## [Goal of the exercise]
Pull every line of the entries that has the word "五彩丝线".

>> START

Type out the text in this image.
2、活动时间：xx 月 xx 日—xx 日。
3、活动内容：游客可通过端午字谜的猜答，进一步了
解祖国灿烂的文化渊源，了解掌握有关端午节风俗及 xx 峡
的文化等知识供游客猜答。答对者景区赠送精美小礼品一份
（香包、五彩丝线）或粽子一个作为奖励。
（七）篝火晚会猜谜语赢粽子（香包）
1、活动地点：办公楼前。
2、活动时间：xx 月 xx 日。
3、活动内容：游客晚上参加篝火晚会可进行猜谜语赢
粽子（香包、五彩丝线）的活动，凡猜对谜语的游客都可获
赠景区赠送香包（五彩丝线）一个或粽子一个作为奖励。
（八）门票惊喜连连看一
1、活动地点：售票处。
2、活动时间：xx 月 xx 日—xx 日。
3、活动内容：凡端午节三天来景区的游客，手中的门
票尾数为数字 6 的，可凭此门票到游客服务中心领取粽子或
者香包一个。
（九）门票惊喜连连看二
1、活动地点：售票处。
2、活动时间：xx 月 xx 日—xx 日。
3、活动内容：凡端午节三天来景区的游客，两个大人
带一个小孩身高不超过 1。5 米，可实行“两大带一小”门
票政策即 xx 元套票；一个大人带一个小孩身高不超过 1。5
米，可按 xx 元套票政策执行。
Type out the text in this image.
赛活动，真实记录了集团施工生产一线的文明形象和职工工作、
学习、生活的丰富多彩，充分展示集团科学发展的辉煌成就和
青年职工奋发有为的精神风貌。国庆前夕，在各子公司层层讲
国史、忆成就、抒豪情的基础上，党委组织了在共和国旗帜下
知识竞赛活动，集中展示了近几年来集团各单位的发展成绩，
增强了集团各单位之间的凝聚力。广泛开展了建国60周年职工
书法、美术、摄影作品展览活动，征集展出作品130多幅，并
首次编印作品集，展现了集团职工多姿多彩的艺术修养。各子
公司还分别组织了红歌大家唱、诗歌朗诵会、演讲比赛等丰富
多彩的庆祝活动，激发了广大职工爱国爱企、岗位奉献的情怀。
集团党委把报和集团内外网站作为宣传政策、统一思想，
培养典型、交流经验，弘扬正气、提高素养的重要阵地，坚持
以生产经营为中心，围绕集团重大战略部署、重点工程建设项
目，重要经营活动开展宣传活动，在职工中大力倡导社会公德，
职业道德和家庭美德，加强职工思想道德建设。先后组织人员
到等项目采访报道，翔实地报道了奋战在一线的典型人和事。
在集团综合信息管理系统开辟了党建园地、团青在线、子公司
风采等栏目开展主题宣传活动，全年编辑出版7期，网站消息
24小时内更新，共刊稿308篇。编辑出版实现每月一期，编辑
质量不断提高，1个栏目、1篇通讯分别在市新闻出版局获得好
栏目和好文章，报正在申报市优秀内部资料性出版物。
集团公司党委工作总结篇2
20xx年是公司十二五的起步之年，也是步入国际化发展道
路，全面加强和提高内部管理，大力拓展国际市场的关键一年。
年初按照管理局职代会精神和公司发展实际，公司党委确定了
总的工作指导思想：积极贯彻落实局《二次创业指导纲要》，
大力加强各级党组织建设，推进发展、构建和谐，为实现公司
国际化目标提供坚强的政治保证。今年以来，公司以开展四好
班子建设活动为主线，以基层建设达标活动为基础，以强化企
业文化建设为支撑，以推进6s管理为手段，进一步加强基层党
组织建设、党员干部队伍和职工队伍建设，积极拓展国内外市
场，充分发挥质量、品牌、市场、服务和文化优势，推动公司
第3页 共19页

>> END

## [Expected output]
（香包、五彩丝线）或粽子一个作为奖励。
粽子（香包、五彩丝线）的活动，凡猜对谜语的游客都可获
赠景区赠送香包（五彩丝线）一个或粽子一个作为奖励。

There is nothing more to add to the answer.